▶ Task statement:
Write down every entry below once more, exactly.
——————
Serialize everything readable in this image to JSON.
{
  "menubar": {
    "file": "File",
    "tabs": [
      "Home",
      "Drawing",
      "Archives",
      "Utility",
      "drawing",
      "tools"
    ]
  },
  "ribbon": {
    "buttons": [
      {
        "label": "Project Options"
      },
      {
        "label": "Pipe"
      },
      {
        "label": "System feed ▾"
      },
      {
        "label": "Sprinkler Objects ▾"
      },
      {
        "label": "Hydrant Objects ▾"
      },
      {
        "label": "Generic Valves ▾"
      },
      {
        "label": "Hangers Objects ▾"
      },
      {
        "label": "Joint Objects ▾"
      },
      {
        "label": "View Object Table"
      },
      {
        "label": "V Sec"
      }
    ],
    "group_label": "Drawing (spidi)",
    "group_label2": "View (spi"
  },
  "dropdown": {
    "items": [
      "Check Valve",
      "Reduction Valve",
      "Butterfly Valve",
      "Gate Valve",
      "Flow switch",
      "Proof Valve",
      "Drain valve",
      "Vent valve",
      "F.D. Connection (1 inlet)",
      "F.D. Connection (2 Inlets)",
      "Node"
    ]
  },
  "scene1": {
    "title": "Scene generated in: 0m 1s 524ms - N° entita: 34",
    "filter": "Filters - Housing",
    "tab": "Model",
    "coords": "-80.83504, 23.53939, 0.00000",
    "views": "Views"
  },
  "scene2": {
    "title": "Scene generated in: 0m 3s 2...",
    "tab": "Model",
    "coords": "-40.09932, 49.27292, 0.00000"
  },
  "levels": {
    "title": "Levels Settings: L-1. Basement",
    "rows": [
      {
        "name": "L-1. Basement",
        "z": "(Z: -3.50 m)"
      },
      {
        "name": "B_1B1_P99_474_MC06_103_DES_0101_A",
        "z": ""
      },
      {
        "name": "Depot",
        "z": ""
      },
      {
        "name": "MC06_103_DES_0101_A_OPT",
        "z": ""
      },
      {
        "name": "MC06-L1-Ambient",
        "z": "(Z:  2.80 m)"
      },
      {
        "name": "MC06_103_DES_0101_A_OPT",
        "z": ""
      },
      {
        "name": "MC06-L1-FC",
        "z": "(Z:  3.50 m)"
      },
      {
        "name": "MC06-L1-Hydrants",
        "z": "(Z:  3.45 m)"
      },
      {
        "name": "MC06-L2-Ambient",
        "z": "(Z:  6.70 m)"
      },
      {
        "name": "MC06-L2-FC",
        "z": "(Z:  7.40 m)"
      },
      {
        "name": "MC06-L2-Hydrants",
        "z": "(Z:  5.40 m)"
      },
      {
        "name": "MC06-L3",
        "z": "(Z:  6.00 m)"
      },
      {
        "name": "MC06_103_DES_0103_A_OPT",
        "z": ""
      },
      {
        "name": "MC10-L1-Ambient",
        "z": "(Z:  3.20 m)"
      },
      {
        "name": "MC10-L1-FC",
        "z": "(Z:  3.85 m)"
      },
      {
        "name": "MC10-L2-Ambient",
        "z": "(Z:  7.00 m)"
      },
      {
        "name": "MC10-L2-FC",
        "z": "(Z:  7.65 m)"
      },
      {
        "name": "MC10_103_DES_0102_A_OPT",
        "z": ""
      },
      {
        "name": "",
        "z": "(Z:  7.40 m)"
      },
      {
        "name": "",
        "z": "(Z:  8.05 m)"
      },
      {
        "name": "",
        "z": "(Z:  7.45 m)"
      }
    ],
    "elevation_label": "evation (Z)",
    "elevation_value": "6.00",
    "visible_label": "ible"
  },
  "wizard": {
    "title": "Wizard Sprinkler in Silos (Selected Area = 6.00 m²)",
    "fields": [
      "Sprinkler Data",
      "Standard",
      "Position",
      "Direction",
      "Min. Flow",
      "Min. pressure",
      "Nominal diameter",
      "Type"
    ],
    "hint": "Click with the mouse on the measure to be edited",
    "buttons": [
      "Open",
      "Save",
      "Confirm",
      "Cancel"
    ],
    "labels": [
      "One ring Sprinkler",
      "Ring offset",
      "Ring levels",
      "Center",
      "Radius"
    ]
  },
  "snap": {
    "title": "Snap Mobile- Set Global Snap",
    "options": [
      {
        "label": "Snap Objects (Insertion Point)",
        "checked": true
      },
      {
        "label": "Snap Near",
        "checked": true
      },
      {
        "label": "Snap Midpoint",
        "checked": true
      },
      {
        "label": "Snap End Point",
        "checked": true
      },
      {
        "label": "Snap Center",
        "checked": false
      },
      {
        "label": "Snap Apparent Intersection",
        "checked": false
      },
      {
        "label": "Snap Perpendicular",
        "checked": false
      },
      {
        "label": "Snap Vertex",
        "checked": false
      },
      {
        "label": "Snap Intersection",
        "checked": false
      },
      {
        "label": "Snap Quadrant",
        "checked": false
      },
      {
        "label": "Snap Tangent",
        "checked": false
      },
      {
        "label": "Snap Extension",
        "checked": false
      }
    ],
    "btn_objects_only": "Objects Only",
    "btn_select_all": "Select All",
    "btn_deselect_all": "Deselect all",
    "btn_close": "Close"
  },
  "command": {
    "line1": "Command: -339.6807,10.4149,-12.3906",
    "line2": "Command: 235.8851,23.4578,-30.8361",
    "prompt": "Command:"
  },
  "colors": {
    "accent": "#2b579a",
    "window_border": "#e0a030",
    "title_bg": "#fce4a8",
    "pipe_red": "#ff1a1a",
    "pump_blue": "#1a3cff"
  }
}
——————
▶ Solution for this task:
Serialize everything readable in this image to JSON.
{
  "menubar": {
    "file": "File",
    "tabs": [
      "Home",
      "Drawing",
      "Archives",
      "Utility",
      "drawing",
      "tools"
    ]
  },
  "ribbon": {
    "buttons": [
      {
        "label": "Project Options"
      },
      {
        "label": "Pipe"
      },
      {
        "label": "System feed ▾"
      },
      {
        "label": "Sprinkler Objects ▾"
      },
      {
        "label": "Hydrant Objects ▾"
      },
      {
        "label": "Generic Valves ▾"
      },
      {
        "label": "Hangers Objects ▾"
      },
      {
        "label": "Joint Objects ▾"
      },
      {
        "label": "View Object Table"
      },
      {
        "label": "V Sec"
      }
    ],
    "group_label": "Drawing (spidi)",
    "group_label2": "View (spi"
  },
  "dropdown": {
    "items": [
      "Check Valve",
      "Reduction Valve",
      "Butterfly Valve",
      "Gate Valve",
      "Flow switch",
      "Proof Valve",
      "Drain valve",
      "Vent valve",
      "F.D. Connection (1 inlet)",
      "F.D. Connection (2 Inlets)",
      "Node"
    ]
  },
  "scene1": {
    "title": "Scene generated in: 0m 1s 524ms - N° entita: 34",
    "filter": "Filters - Housing",
    "tab": "Model",
    "coords": "-80.83504, 23.53939, 0.00000",
    "views": "Views"
  },
  "scene2": {
    "title": "Scene generated in: 0m 3s 2...",
    "tab": "Model",
    "coords": "-40.09932, 49.27292, 0.00000"
  },
  "levels": {
    "title": "Levels Settings: L-1. Basement",
    "rows": [
      {
        "name": "L-1. Basement",
        "z": "(Z: -3.50 m)"
      },
      {
        "name": "B_1B1_P99_474_MC06_103_DES_0101_A",
        "z": ""
      },
      {
        "name": "Depot",
        "z": ""
      },
      {
        "name": "MC06_103_DES_0101_A_OPT",
        "z": ""
      },
      {
        "name": "MC06-L1-Ambient",
        "z": "(Z:  2.80 m)"
      },
      {
        "name": "MC06_103_DES_0101_A_OPT",
        "z": ""
      },
      {
        "name": "MC06-L1-FC",
        "z": "(Z:  3.50 m)"
      },
      {
        "name": "MC06-L1-Hydrants",
        "z": "(Z:  3.45 m)"
      },
      {
        "name": "MC06-L2-Ambient",
        "z": "(Z:  6.70 m)"
      },
      {
        "name": "MC06-L2-FC",
        "z": "(Z:  7.40 m)"
      },
      {
        "name": "MC06-L2-Hydrants",
        "z": "(Z:  5.40 m)"
      },
      {
        "name": "MC06-L3",
        "z": "(Z:  6.00 m)"
      },
      {
        "name": "MC06_103_DES_0103_A_OPT",
        "z": ""
      },
      {
        "name": "MC10-L1-Ambient",
        "z": "(Z:  3.20 m)"
      },
      {
        "name": "MC10-L1-FC",
        "z": "(Z:  3.85 m)"
      },
      {
        "name": "MC10-L2-Ambient",
        "z": "(Z:  7.00 m)"
      },
      {
        "name": "MC10-L2-FC",
        "z": "(Z:  7.65 m)"
      },
      {
        "name": "MC10_103_DES_0102_A_OPT",
        "z": ""
      },
      {
        "name": "",
        "z": "(Z:  7.40 m)"
      },
      {
        "name": "",
        "z": "(Z:  8.05 m)"
      },
      {
        "name": "",
        "z": "(Z:  7.45 m)"
      }
    ],
    "elevation_label": "evation (Z)",
    "elevation_value": "6.00",
    "visible_label": "ible"
  },
  "wizard": {
    "title": "Wizard Sprinkler in Silos (Selected Area = 6.00 m²)",
    "fields": [
      "Sprinkler Data",
      "Standard",
      "Position",
      "Direction",
      "Min. Flow",
      "Min. pressure",
      "Nominal diameter",
      "Type"
    ],
    "hint": "Click with the mouse on the measure to be edited",
    "buttons": [
      "Open",
      "Save",
      "Confirm",
      "Cancel"
    ],
    "labels": [
      "One ring Sprinkler",
      "Ring offset",
      "Ring levels",
      "Center",
      "Radius"
    ]
  },
  "snap": {
    "title": "Snap Mobile- Set Global Snap",
    "options": [
      {
        "label": "Snap Objects (Insertion Point)",
        "checked": true
      },
      {
        "label": "Snap Near",
        "checked": true
      },
      {
        "label": "Snap Midpoint",
        "checked": true
      },
      {
        "label": "Snap End Point",
        "checked": true
      },
      {
        "label": "Snap Center",
        "checked": false
      },
      {
        "label": "Snap Apparent Intersection",
        "checked": false
      },
      {
        "label": "Snap Perpendicular",
        "checked": false
      },
      {
        "label": "Snap Vertex",
        "checked": false
      },
      {
        "label": "Snap Intersection",
        "checked": false
      },
      {
        "label": "Snap Quadrant",
        "checked": false
      },
      {
        "label": "Snap Tangent",
        "checked": false
      },
      {
        "label": "Snap Extension",
        "checked": false
      }
    ],
    "btn_objects_only": "Objects Only",
    "btn_select_all": "Select All",
    "btn_deselect_all": "Deselect all",
    "btn_close": "Close"
  },
  "command": {
    "line1": "Command: -339.6807,10.4149,-12.3906",
    "line2": "Command: 235.8851,23.4578,-30.8361",
    "prompt": "Command:"
  },
  "colors": {
    "accent": "#2b579a",
    "window_border": "#e0a030",
    "title_bg": "#fce4a8",
    "pipe_red": "#ff1a1a",
    "pump_blue": "#1a3cff"
  }
}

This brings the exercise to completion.